WHAT YOU HAVE TO DO:
Repeat all of the material below exactly as written, images excluded.

^^^^^^^^

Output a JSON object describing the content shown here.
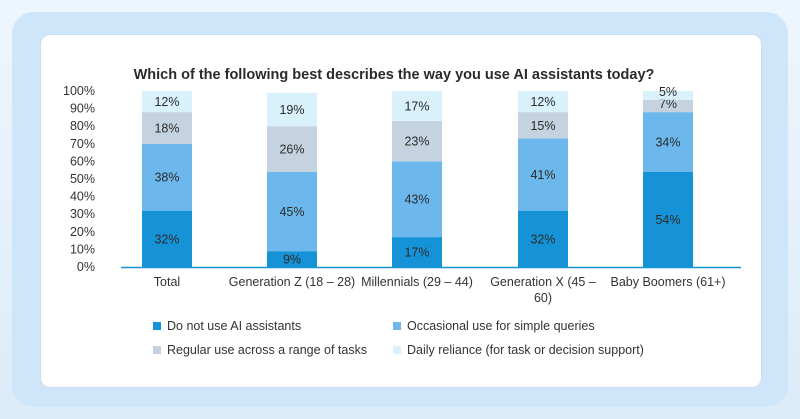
{
  "chart_data": {
    "type": "bar",
    "stacked": true,
    "title": "Which of the following best describes the way you use AI assistants today?",
    "categories": [
      "Total",
      "Generation Z (18 – 28)",
      "Millennials (29 – 44)",
      "Generation X (45 – 60)",
      "Baby Boomers (61+)"
    ],
    "series": [
      {
        "name": "Do not use AI assistants",
        "color": "#1593d6",
        "values": [
          32,
          9,
          17,
          32,
          54
        ]
      },
      {
        "name": "Occasional use for simple queries",
        "color": "#6cb8ec",
        "values": [
          38,
          45,
          43,
          41,
          34
        ]
      },
      {
        "name": "Regular use across a range of tasks",
        "color": "#c4d3df",
        "values": [
          18,
          26,
          23,
          15,
          7
        ]
      },
      {
        "name": "Daily reliance (for task or decision support)",
        "color": "#d8f1fb",
        "values": [
          12,
          19,
          17,
          12,
          5
        ]
      }
    ],
    "ylim": [
      0,
      100
    ],
    "yticks": [
      "0%",
      "10%",
      "20%",
      "30%",
      "40%",
      "50%",
      "60%",
      "70%",
      "80%",
      "90%",
      "100%"
    ],
    "data_labels": [
      "%"
    ],
    "grid": false,
    "legend_position": "bottom"
  }
}
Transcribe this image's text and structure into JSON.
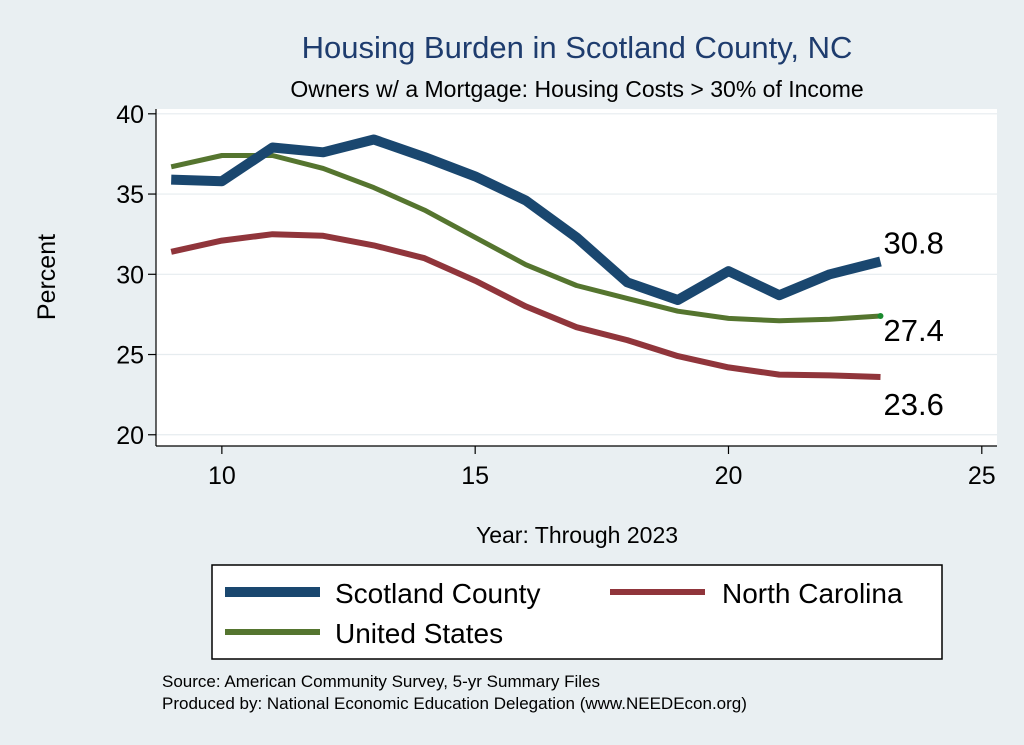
{
  "chart_data": {
    "type": "line",
    "title": "Housing Burden in Scotland County, NC",
    "subtitle": "Owners w/ a Mortgage: Housing Costs > 30% of Income",
    "xlabel": "Year: Through 2023",
    "ylabel": "Percent",
    "xlim": [
      8.7,
      25.3
    ],
    "ylim": [
      19.3,
      40.3
    ],
    "xticks": [
      10,
      15,
      20,
      25
    ],
    "yticks": [
      20,
      25,
      30,
      35,
      40
    ],
    "grid": true,
    "series": [
      {
        "name": "Scotland County",
        "color": "#1a476f",
        "x": [
          9,
          10,
          11,
          12,
          13,
          14,
          15,
          16,
          17,
          18,
          19,
          20,
          21,
          22,
          23
        ],
        "values": [
          35.9,
          35.8,
          37.9,
          37.6,
          38.4,
          37.3,
          36.1,
          34.6,
          32.3,
          29.5,
          28.4,
          30.2,
          28.7,
          30.0,
          30.8
        ],
        "end_label": "30.8"
      },
      {
        "name": "North Carolina",
        "color": "#90353b",
        "x": [
          9,
          10,
          11,
          12,
          13,
          14,
          15,
          16,
          17,
          18,
          19,
          20,
          21,
          22,
          23
        ],
        "values": [
          31.4,
          32.1,
          32.5,
          32.4,
          31.8,
          31.0,
          29.6,
          28.0,
          26.7,
          25.9,
          24.9,
          24.2,
          23.75,
          23.7,
          23.6
        ],
        "end_label": "23.6"
      },
      {
        "name": "United States",
        "color": "#55752f",
        "x": [
          9,
          10,
          11,
          12,
          13,
          14,
          15,
          16,
          17,
          18,
          19,
          20,
          21,
          22,
          23
        ],
        "values": [
          36.7,
          37.4,
          37.4,
          36.6,
          35.4,
          34.0,
          32.3,
          30.6,
          29.3,
          28.5,
          27.7,
          27.25,
          27.1,
          27.2,
          27.4
        ],
        "end_label": "27.4"
      }
    ],
    "legend_position": "bottom",
    "source_line": "Source: American Community Survey, 5-yr Summary Files",
    "produced_line": "Produced by: National Economic Education Delegation (www.NEEDEcon.org)"
  }
}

^^^^^^^^

EXERCISE ANSWER:
Output a JSON object describing the content shown here.
{
  "chart_data": {
    "type": "bar",
    "stacked": true,
    "title": "Which of the following best describes the way you use AI assistants today?",
    "categories": [
      "Total",
      "Generation Z (18 – 28)",
      "Millennials (29 – 44)",
      "Generation X (45 – 60)",
      "Baby Boomers (61+)"
    ],
    "series": [
      {
        "name": "Do not use AI assistants",
        "color": "#1593d6",
        "values": [
          32,
          9,
          17,
          32,
          54
        ]
      },
      {
        "name": "Occasional use for simple queries",
        "color": "#6cb8ec",
        "values": [
          38,
          45,
          43,
          41,
          34
        ]
      },
      {
        "name": "Regular use across a range of tasks",
        "color": "#c4d3df",
        "values": [
          18,
          26,
          23,
          15,
          7
        ]
      },
      {
        "name": "Daily reliance (for task or decision support)",
        "color": "#d8f1fb",
        "values": [
          12,
          19,
          17,
          12,
          5
        ]
      }
    ],
    "ylim": [
      0,
      100
    ],
    "yticks": [
      "0%",
      "10%",
      "20%",
      "30%",
      "40%",
      "50%",
      "60%",
      "70%",
      "80%",
      "90%",
      "100%"
    ],
    "data_labels": [
      "%"
    ],
    "grid": false,
    "legend_position": "bottom"
  }
}
Transcribe this image's text and structure into JSON.
{
  "chart_data": {
    "type": "line",
    "title": "Housing Burden in Scotland County, NC",
    "subtitle": "Owners w/ a Mortgage: Housing Costs > 30% of Income",
    "xlabel": "Year: Through 2023",
    "ylabel": "Percent",
    "xlim": [
      8.7,
      25.3
    ],
    "ylim": [
      19.3,
      40.3
    ],
    "xticks": [
      10,
      15,
      20,
      25
    ],
    "yticks": [
      20,
      25,
      30,
      35,
      40
    ],
    "grid": true,
    "series": [
      {
        "name": "Scotland County",
        "color": "#1a476f",
        "x": [
          9,
          10,
          11,
          12,
          13,
          14,
          15,
          16,
          17,
          18,
          19,
          20,
          21,
          22,
          23
        ],
        "values": [
          35.9,
          35.8,
          37.9,
          37.6,
          38.4,
          37.3,
          36.1,
          34.6,
          32.3,
          29.5,
          28.4,
          30.2,
          28.7,
          30.0,
          30.8
        ],
        "end_label": "30.8"
      },
      {
        "name": "North Carolina",
        "color": "#90353b",
        "x": [
          9,
          10,
          11,
          12,
          13,
          14,
          15,
          16,
          17,
          18,
          19,
          20,
          21,
          22,
          23
        ],
        "values": [
          31.4,
          32.1,
          32.5,
          32.4,
          31.8,
          31.0,
          29.6,
          28.0,
          26.7,
          25.9,
          24.9,
          24.2,
          23.75,
          23.7,
          23.6
        ],
        "end_label": "23.6"
      },
      {
        "name": "United States",
        "color": "#55752f",
        "x": [
          9,
          10,
          11,
          12,
          13,
          14,
          15,
          16,
          17,
          18,
          19,
          20,
          21,
          22,
          23
        ],
        "values": [
          36.7,
          37.4,
          37.4,
          36.6,
          35.4,
          34.0,
          32.3,
          30.6,
          29.3,
          28.5,
          27.7,
          27.25,
          27.1,
          27.2,
          27.4
        ],
        "end_label": "27.4"
      }
    ],
    "legend_position": "bottom",
    "source_line": "Source: American Community Survey, 5-yr Summary Files",
    "produced_line": "Produced by: National Economic Education Delegation (www.NEEDEcon.org)"
  }
}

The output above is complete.